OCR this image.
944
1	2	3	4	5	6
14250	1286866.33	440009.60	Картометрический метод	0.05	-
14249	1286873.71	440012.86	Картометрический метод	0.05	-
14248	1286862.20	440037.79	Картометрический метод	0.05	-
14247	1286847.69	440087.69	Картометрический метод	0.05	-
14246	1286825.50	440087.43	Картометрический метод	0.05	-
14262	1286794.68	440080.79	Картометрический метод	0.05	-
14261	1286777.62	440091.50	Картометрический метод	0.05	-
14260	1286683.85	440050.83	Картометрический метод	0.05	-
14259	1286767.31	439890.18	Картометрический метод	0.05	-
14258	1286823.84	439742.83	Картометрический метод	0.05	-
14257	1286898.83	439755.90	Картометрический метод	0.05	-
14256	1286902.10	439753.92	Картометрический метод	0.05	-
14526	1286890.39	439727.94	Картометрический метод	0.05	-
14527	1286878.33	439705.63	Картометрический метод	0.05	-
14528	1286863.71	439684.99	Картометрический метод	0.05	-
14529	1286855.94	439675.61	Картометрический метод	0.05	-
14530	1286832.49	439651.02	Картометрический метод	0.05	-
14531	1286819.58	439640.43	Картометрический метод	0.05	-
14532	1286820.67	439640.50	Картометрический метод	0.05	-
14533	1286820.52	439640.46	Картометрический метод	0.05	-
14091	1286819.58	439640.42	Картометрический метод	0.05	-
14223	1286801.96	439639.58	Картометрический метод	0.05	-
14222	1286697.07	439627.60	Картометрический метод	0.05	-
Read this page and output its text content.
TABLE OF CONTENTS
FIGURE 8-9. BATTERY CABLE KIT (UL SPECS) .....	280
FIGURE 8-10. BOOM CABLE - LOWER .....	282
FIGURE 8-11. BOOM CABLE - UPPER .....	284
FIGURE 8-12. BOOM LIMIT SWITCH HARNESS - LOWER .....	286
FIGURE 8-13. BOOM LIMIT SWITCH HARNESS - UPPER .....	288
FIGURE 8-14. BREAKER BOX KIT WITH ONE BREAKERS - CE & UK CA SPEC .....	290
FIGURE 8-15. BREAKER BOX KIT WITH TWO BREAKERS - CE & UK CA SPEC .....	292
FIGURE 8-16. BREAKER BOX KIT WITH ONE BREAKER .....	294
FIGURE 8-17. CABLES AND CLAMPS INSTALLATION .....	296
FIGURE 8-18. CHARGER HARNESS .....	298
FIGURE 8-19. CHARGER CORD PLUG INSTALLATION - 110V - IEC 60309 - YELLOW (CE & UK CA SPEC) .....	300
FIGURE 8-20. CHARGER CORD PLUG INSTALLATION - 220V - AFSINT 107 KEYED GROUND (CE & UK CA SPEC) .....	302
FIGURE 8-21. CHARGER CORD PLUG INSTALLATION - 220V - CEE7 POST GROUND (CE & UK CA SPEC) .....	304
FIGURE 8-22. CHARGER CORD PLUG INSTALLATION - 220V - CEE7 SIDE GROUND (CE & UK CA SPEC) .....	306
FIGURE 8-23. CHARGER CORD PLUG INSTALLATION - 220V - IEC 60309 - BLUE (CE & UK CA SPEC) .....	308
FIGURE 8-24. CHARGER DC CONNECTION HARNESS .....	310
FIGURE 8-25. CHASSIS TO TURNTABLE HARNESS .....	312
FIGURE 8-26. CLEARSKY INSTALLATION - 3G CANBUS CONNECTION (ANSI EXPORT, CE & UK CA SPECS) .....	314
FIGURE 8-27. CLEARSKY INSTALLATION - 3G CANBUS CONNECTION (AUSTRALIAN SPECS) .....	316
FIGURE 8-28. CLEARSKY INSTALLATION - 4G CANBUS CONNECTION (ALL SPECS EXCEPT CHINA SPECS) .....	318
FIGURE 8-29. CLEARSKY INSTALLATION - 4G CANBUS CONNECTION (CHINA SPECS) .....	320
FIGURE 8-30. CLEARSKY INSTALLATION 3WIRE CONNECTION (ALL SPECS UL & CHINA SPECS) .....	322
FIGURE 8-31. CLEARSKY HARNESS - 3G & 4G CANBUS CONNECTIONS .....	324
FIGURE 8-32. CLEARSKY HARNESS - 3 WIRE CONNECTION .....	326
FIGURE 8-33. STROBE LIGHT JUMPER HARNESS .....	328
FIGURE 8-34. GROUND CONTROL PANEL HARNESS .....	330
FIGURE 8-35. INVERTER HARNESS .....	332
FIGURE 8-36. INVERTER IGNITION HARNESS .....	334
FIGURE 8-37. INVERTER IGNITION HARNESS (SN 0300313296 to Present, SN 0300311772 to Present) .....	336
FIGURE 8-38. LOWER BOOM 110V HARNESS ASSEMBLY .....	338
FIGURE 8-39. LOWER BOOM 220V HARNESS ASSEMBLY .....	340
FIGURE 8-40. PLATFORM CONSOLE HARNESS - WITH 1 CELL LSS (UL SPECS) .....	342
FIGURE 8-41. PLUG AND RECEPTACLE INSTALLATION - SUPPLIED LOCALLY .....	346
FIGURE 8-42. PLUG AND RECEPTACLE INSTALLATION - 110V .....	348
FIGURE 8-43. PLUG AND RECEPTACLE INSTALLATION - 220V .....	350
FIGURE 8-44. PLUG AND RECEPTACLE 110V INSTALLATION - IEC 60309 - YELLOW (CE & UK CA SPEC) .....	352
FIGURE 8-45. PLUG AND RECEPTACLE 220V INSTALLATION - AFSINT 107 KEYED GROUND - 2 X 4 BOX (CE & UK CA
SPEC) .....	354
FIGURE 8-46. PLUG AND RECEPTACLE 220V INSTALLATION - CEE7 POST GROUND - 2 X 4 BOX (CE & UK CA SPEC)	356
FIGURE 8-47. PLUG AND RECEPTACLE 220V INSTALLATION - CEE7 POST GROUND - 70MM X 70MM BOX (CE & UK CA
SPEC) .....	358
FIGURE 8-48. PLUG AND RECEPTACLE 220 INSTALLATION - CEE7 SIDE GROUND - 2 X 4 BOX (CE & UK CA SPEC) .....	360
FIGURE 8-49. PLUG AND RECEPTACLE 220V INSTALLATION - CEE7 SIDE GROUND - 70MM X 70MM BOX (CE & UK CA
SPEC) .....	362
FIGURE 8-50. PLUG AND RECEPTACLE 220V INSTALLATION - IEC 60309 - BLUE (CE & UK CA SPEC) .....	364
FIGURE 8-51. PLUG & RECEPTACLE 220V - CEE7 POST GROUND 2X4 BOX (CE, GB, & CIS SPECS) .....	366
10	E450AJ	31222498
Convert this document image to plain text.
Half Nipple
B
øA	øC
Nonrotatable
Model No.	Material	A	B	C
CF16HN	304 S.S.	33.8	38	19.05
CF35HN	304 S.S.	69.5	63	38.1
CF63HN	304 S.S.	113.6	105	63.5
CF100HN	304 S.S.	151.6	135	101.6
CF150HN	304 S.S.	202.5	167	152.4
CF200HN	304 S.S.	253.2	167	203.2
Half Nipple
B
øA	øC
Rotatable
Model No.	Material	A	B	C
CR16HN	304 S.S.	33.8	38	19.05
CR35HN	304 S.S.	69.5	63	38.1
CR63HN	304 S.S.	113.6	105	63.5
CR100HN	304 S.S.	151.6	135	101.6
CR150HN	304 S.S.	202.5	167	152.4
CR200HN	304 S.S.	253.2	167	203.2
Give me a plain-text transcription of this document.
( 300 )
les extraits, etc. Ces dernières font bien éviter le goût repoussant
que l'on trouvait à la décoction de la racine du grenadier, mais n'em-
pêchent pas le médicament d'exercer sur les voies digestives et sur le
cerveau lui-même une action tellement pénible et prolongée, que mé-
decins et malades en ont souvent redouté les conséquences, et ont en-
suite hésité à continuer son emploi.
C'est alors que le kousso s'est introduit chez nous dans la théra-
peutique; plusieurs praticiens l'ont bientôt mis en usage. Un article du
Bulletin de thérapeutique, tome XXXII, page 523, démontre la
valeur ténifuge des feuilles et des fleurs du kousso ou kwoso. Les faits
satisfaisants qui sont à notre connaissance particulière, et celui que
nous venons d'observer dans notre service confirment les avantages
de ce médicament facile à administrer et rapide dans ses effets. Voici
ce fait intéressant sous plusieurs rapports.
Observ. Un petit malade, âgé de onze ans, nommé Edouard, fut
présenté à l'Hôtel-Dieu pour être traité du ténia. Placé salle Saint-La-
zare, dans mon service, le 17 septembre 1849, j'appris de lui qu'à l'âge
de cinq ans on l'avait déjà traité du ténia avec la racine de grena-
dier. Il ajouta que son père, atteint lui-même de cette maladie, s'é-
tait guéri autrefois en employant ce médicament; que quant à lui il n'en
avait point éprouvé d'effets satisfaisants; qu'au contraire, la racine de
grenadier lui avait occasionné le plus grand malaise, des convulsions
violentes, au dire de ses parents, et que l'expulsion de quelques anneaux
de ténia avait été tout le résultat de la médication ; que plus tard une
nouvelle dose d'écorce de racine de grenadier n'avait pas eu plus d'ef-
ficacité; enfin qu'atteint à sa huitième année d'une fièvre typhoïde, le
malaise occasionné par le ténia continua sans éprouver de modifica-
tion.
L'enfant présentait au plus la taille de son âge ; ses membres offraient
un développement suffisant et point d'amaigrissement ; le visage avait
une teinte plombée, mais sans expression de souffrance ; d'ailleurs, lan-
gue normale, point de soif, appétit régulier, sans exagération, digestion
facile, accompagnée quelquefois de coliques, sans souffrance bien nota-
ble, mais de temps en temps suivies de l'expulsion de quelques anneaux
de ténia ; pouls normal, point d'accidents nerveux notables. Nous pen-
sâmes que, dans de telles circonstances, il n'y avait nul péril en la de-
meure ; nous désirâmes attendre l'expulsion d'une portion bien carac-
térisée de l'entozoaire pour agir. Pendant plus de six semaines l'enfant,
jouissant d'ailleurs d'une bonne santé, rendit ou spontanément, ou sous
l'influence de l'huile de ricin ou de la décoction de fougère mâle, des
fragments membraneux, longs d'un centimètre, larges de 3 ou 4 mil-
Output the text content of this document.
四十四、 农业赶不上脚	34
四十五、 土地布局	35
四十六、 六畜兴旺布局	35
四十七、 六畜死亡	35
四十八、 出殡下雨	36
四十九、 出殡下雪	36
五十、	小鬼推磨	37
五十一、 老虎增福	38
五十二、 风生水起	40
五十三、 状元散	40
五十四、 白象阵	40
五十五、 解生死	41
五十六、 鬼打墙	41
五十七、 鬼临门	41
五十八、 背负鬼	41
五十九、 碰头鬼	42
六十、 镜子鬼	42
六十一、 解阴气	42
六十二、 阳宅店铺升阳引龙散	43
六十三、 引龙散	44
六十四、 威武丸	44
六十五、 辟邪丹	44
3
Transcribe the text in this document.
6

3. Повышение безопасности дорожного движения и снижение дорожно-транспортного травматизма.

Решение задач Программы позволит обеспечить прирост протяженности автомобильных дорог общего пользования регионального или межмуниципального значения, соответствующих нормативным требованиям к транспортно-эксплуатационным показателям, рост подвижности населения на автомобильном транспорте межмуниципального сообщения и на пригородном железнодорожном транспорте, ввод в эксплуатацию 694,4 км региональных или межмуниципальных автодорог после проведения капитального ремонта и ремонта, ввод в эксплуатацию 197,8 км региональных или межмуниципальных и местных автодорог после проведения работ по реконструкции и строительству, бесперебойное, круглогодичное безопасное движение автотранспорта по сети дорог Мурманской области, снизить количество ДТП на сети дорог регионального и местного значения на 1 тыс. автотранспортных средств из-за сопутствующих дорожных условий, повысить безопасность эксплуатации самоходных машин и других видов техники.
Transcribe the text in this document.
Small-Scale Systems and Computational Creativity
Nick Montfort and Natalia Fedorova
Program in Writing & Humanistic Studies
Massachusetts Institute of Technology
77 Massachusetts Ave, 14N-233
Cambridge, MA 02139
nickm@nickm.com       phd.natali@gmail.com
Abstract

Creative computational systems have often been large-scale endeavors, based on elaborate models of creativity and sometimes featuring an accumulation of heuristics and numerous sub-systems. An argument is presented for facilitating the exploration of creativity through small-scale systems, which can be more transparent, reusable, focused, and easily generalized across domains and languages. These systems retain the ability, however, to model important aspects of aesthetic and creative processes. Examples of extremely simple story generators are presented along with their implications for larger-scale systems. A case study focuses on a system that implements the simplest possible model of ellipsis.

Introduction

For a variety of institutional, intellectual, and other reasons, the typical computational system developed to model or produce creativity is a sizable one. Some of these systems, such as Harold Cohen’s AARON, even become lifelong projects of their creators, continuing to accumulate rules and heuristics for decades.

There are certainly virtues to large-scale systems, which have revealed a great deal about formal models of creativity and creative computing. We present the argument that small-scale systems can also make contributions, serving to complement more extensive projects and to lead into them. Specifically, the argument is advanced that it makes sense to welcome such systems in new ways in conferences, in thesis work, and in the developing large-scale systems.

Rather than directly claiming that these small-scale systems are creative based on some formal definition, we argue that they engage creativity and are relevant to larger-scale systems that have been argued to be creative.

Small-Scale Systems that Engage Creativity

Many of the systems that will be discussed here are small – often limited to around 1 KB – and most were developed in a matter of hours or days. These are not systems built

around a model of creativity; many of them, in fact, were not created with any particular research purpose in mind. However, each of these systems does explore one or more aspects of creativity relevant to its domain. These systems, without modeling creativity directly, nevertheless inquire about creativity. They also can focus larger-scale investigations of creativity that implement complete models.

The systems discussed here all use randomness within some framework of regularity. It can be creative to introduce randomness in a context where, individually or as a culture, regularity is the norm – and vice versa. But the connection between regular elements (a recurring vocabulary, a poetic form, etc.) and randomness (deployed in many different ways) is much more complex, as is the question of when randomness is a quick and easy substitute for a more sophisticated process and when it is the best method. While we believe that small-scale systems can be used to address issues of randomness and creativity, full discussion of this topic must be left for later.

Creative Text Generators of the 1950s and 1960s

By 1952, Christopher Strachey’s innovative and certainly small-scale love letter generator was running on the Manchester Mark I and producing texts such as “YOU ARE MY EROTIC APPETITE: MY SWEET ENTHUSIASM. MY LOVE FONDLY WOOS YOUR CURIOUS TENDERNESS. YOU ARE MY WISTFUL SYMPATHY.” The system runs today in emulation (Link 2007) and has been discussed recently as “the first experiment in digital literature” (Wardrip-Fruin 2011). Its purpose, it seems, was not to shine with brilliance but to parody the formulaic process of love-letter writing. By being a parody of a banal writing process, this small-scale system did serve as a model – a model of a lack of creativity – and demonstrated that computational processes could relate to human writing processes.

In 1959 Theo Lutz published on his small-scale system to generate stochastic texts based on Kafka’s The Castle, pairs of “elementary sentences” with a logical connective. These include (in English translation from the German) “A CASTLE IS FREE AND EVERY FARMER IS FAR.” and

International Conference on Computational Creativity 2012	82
********************
→ **EXERCISE BRIEF**:
Look through the data above. Each line containing the word "plusieurs" needs to be copied.

→ **WRITTEN SOLUTION**:
peutique; plusieurs praticiens l'ont bientôt mis en usage. Un article du
ce fait intéressant sous plusieurs rapports.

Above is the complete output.